● **Document text**
# Results: Generalization to Unseen Dynamics

A critical test for any supervised method is: **Does it work on physics it hasn't seen before?**

We trained TD2C on 9 specific types of non-linear processes (Process IDs 1, 3, 5...) and tested it on 9 *completely different* processes (Process IDs 2, 4, 6...).

### Performance Metrics
We focus on **Recall** (finding all true links) and **F1-Score** (balance), as Causal Discovery is a high-class-imbalance problem.

In [None]:
import pandas as pd
import seaborn as sns
import matplotlib.pyplot as plt
import os

# Define path to results (adjust if you are running locally vs cloud)
RESULTS_PATH = "../data/causal_dfs/causal_dfs_TEST.pkl"

if os.path.exists(RESULTS_PATH):
    # Load the results generated by reproduce/04_run_benchmarks.py
    import pickle
    with open(RESULTS_PATH, "rb") as f:
        loaded_data = pickle.load(f)
    
    # Unpack tuple (Standard format from benchmark script)
    # The order corresponds to: VAR, VARLiNGAM, PCMCI, MVGC, PCMCI-GPDC, Granger, DYNOTEARS, D2C
    # (Note: This depends on your specific run script order, verify with your pickle)
    results_d2c = loaded_data[7] # Assuming D2C is index 7
    results_pcmci = loaded_data[2]
    true_graphs = loaded_data[-1]
    
    print("Results loaded successfully.")

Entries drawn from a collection
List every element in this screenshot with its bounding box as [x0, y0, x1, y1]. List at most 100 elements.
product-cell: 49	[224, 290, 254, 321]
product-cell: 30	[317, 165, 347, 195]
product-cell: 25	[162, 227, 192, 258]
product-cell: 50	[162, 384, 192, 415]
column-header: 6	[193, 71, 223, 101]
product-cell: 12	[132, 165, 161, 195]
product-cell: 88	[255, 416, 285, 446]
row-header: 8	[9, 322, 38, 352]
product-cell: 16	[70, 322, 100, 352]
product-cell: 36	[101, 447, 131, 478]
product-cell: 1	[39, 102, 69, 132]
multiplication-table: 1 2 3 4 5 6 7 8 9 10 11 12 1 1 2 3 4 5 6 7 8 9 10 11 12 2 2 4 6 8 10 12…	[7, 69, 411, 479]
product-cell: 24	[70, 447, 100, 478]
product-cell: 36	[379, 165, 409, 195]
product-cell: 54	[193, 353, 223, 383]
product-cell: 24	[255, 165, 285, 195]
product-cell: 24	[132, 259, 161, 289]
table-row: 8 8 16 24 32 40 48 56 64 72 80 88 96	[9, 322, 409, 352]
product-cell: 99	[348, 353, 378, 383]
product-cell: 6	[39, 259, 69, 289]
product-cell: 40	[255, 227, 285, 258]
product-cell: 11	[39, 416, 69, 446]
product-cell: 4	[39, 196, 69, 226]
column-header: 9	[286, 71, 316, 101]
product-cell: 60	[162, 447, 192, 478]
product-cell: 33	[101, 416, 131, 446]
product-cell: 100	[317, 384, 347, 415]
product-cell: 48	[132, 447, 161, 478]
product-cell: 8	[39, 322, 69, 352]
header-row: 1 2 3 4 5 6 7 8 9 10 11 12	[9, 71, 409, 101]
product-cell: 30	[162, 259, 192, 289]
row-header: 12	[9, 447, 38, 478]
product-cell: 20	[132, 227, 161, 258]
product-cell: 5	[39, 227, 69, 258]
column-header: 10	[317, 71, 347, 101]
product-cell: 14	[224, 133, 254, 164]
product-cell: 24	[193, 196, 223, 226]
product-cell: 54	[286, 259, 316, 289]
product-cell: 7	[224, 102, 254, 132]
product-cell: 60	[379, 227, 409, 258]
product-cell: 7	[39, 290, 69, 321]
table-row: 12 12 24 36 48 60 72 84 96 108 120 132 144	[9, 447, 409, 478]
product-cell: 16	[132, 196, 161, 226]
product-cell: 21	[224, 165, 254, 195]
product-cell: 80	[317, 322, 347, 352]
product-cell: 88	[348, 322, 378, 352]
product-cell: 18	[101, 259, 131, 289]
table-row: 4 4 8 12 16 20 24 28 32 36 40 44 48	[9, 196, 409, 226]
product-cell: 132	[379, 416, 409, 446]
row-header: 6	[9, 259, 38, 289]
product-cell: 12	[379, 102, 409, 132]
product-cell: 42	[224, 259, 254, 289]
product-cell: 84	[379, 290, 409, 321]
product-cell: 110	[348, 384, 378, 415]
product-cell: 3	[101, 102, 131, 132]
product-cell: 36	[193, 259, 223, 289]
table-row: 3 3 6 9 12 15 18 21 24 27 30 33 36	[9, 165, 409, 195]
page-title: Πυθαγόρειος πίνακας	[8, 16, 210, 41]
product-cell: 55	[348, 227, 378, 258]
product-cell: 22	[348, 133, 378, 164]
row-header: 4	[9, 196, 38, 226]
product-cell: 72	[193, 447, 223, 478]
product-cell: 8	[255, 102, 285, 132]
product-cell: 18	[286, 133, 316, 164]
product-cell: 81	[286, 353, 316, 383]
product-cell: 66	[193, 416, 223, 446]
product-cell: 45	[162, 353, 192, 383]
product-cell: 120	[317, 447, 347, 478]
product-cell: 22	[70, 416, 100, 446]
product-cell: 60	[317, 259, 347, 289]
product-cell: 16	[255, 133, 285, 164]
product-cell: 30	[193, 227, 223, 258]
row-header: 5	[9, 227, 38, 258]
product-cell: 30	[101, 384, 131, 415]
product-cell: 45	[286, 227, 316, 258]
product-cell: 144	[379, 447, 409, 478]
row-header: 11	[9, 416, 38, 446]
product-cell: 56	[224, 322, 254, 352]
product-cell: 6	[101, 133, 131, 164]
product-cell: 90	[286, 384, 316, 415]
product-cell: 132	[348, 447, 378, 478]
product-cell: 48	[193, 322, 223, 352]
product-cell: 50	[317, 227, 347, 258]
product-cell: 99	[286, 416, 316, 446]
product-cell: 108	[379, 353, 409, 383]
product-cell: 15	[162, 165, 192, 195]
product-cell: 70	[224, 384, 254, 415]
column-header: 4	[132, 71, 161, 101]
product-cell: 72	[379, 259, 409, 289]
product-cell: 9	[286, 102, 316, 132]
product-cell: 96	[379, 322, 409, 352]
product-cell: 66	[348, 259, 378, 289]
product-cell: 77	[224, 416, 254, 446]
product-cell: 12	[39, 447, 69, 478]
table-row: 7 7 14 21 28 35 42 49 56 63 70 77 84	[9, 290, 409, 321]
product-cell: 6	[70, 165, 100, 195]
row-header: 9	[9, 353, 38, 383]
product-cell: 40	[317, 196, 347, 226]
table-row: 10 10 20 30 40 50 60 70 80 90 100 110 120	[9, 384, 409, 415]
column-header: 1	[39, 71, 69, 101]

● **Objective 1**
Quote the records from their first line through the line containing "384, 192, 415]", with both of those lines included.
● **Objective 2**
Continue the notebook on TD2C's generalization to unseen dynamics, picking up right after its last line.
The records are unrelated to the text.

● **Exercise response 1**
List every element in this screenshot with its bounding box as [x0, y0, x1, y1]. List at most 100 elements.
product-cell: 49	[224, 290, 254, 321]
product-cell: 30	[317, 165, 347, 195]
product-cell: 25	[162, 227, 192, 258]
product-cell: 50	[162, 384, 192, 415]

● **Exercise response 2**
    # Calculate simple F1 score for D2C vs PCMCI on the first 5 runs
    from sklearn.metrics import f1_score
    
    scores = []
    threshold = 0.309
    
    for run_id in list(true_graphs.keys())[:50]: # First 50 runs
        y_true = true_graphs[run_id]['is_causal']
        
        # D2C
        y_prob = results_d2c[run_id]['probability']
        y_pred_d2c = (y_prob > threshold).astype(int)
        f1_d2c = f1_score(y_true, y_pred_d2c)
        
        # PCMCI
        y_pred_pcmci = results_pcmci[run_id]['is_causal']
        f1_pcmci = f1_score(y_true, y_pred_pcmci)
        
        scores.append({'Method': 'TD2C', 'F1': f1_d2c})
        scores.append({'Method': 'PCMCI', 'F1': f1_pcmci})
        
    df_scores = pd.DataFrame(scores)
    
    # Plot
    plt.figure(figsize=(8, 6))
    sns.boxplot(data=df_scores, x='Method', y='F1', palette="Set2")
    plt.title("Generalization to Unseen Synthetic Dynamics")
    plt.ylabel("F1 Score")
    plt.show()

else:
    print("⚠️ Benchmark results not found.")
    print("Please run `reproduce/py_scripts/04_run_benchmarks.py` to generate the data.")